_Texte à lire_

:::

Sur le fond, la CJUE rappelle que les règlements de 2009 et de 2017 ne définissent pas la notion d’utilisation (point 36). Cependant, la cour a eu l’occasion d’en préciser les contours dans plusieurs arrêts précédents (points 36 à 43), à la suite de quoi les juges européens ont apporté la précision suivante :
« il ressort (de) l’article 9, paragraphe 3, sous b), du règlement 2017/1001, que cette disposition vise spécifiquement l’offre de produits, leur mise sur le marché, leur stockage « à ces fins » ou la prestation de services sous le signe concerné » (point 44).
Finalement, la CJUE conclut en ces termes :
une personne qui entrepose pour un tiers des produits portant atteinte à un droit de marque sans avoir connaissance de cette atteinte doit être considérée comme ne détenant pas ces produits aux fins de leur offre ou de leur mise dans le commerce au sens de ces dispositions si cette personne ne poursuit pas elle-même ces finalités.
Cela revient à dire qu’Amazon, en sa qualité d’entrepositaire, ne détenait pas les flacons portant atteinte aux droits de marque en vue de les vendre elle-même et que, par conséquent, elle ne faisait pas un usage des marques concernées dans la vie des affaires.

:::

Entrées de disposition spatiale
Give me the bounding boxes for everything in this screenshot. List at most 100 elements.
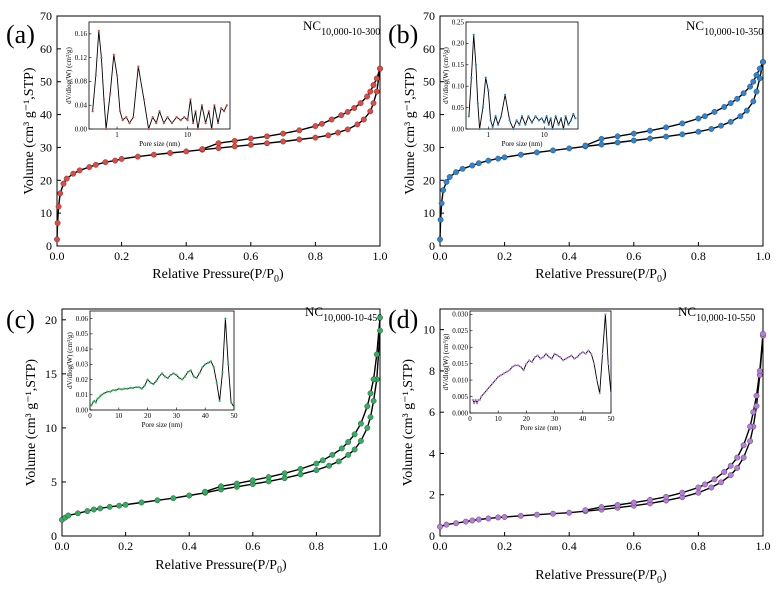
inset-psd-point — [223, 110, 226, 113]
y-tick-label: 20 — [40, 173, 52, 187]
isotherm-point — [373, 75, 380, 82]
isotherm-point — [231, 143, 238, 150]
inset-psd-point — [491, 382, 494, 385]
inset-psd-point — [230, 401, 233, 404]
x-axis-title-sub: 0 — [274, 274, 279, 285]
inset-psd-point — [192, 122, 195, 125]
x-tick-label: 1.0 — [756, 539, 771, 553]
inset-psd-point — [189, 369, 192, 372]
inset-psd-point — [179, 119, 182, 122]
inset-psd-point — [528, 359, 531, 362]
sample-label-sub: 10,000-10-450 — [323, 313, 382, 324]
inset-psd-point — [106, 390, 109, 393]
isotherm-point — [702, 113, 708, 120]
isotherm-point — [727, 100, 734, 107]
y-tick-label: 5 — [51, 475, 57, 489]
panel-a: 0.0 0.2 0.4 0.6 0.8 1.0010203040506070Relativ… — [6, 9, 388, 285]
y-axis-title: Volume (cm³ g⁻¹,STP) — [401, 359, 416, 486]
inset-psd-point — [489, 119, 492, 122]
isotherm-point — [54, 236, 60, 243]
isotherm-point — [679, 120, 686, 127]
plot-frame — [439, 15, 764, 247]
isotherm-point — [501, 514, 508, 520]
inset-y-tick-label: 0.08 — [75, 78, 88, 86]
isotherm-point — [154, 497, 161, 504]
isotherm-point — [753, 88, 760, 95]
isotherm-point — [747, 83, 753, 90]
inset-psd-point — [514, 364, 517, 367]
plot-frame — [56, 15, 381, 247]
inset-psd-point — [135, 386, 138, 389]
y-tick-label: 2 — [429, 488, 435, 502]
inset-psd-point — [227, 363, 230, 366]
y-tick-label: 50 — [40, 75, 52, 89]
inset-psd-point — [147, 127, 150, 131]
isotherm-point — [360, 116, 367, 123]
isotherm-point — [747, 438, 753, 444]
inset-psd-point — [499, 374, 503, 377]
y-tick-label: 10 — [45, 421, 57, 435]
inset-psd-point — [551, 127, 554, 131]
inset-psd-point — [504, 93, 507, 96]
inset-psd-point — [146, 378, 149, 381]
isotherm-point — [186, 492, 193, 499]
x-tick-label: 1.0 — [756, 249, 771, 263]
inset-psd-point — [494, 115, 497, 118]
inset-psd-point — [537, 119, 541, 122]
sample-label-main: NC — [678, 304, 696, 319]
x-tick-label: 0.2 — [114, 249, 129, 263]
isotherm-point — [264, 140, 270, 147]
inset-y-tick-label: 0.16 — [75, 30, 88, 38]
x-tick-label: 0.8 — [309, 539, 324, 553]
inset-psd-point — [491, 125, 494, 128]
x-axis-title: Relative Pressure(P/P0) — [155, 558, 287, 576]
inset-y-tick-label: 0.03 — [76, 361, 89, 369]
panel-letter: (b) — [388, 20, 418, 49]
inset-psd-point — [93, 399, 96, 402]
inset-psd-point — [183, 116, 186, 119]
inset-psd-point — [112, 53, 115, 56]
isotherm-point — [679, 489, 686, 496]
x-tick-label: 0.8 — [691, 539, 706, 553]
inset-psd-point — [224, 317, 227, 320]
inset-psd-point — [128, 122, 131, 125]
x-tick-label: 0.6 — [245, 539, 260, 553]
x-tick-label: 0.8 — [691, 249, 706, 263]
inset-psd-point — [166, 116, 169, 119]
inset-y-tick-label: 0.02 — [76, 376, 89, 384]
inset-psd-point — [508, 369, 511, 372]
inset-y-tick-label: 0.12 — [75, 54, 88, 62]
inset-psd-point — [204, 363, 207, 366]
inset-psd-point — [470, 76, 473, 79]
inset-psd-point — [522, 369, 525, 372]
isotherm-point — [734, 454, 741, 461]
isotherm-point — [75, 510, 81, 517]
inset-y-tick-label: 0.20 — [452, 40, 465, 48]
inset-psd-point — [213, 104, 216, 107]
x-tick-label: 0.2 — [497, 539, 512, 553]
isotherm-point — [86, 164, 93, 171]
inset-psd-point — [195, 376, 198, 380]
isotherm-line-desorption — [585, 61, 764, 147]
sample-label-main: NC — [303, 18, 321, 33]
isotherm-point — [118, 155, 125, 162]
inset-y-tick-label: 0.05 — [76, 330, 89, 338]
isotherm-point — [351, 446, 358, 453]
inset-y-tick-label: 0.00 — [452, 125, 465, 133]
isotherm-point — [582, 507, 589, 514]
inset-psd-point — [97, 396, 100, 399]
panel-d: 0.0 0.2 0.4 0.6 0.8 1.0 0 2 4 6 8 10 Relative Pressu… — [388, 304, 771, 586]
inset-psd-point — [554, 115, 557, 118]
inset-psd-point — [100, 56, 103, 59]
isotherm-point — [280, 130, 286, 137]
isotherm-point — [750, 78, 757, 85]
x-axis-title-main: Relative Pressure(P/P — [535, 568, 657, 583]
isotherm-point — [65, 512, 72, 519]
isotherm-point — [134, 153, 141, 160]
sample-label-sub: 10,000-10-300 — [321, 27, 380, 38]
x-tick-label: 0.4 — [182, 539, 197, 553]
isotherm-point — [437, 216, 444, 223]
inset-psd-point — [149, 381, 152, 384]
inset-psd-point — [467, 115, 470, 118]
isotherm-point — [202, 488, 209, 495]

:::

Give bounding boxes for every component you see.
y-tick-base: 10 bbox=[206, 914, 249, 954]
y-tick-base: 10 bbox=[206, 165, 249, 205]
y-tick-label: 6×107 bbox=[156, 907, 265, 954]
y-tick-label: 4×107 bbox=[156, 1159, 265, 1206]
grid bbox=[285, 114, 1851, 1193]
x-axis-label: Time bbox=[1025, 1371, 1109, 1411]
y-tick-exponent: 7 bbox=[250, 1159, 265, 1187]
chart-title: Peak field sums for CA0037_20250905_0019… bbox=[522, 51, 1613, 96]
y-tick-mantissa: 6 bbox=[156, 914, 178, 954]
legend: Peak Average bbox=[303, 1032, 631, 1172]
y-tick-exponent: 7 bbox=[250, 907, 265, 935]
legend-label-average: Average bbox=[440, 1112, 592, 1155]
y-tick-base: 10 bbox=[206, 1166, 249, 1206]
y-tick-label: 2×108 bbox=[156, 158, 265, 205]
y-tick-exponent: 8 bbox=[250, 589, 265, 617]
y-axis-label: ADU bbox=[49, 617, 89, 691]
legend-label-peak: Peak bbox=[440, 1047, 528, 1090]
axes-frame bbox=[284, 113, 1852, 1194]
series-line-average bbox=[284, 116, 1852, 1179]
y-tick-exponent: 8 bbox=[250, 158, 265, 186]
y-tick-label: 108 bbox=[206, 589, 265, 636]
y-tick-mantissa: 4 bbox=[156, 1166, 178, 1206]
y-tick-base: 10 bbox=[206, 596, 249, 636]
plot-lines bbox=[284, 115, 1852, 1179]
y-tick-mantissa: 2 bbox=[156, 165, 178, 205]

:::

_Consigne_
D'après le texte à lire, quelle notion les règlements de 2009 et de 2017 ne définissent-ils pas ?

_Réponse attendue_
La notion d'utilisation.